_INSTRUCTIONS TO FOLLOW_.
Print out each entry below exactly, please.

_GIVEN DATA_.
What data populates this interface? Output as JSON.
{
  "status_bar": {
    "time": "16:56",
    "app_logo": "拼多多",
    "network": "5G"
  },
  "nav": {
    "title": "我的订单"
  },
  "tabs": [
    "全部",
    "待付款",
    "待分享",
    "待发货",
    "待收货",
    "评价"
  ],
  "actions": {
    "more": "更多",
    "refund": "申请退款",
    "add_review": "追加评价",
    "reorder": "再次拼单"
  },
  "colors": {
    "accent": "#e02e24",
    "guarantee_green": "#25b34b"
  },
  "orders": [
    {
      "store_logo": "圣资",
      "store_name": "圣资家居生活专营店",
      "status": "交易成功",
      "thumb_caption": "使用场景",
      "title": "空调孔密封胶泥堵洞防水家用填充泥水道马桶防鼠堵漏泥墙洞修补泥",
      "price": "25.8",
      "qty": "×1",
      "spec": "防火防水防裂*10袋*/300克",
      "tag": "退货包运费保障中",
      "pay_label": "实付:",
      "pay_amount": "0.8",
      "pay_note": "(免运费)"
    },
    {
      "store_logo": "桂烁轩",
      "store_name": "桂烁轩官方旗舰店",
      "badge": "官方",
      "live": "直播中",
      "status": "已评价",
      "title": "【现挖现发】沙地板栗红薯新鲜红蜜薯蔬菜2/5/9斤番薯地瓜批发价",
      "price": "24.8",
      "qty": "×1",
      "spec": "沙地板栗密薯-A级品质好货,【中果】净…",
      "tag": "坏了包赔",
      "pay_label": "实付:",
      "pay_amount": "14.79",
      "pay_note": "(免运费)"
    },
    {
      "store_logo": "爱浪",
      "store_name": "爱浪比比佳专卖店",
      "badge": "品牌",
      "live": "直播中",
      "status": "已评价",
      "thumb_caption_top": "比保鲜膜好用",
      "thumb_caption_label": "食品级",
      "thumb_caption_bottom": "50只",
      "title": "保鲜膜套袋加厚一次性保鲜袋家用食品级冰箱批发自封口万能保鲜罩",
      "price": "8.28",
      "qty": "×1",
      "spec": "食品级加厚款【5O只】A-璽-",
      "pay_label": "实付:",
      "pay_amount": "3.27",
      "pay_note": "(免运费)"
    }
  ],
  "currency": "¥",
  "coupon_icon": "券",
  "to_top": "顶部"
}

_ANSWER TO THIS TASK_.
What data populates this interface? Output as JSON.
{
  "status_bar": {
    "time": "16:56",
    "app_logo": "拼多多",
    "network": "5G"
  },
  "nav": {
    "title": "我的订单"
  },
  "tabs": [
    "全部",
    "待付款",
    "待分享",
    "待发货",
    "待收货",
    "评价"
  ],
  "actions": {
    "more": "更多",
    "refund": "申请退款",
    "add_review": "追加评价",
    "reorder": "再次拼单"
  },
  "colors": {
    "accent": "#e02e24",
    "guarantee_green": "#25b34b"
  },
  "orders": [
    {
      "store_logo": "圣资",
      "store_name": "圣资家居生活专营店",
      "status": "交易成功",
      "thumb_caption": "使用场景",
      "title": "空调孔密封胶泥堵洞防水家用填充泥水道马桶防鼠堵漏泥墙洞修补泥",
      "price": "25.8",
      "qty": "×1",
      "spec": "防火防水防裂*10袋*/300克",
      "tag": "退货包运费保障中",
      "pay_label": "实付:",
      "pay_amount": "0.8",
      "pay_note": "(免运费)"
    },
    {
      "store_logo": "桂烁轩",
      "store_name": "桂烁轩官方旗舰店",
      "badge": "官方",
      "live": "直播中",
      "status": "已评价",
      "title": "【现挖现发】沙地板栗红薯新鲜红蜜薯蔬菜2/5/9斤番薯地瓜批发价",
      "price": "24.8",
      "qty": "×1",
      "spec": "沙地板栗密薯-A级品质好货,【中果】净…",
      "tag": "坏了包赔",
      "pay_label": "实付:",
      "pay_amount": "14.79",
      "pay_note": "(免运费)"
    },
    {
      "store_logo": "爱浪",
      "store_name": "爱浪比比佳专卖店",
      "badge": "品牌",
      "live": "直播中",
      "status": "已评价",
      "thumb_caption_top": "比保鲜膜好用",
      "thumb_caption_label": "食品级",
      "thumb_caption_bottom": "50只",
      "title": "保鲜膜套袋加厚一次性保鲜袋家用食品级冰箱批发自封口万能保鲜罩",
      "price": "8.28",
      "qty": "×1",
      "spec": "食品级加厚款【5O只】A-璽-",
      "pay_label": "实付:",
      "pay_amount": "3.27",
      "pay_note": "(免运费)"
    }
  ],
  "currency": "¥",
  "coupon_icon": "券",
  "to_top": "顶部"
}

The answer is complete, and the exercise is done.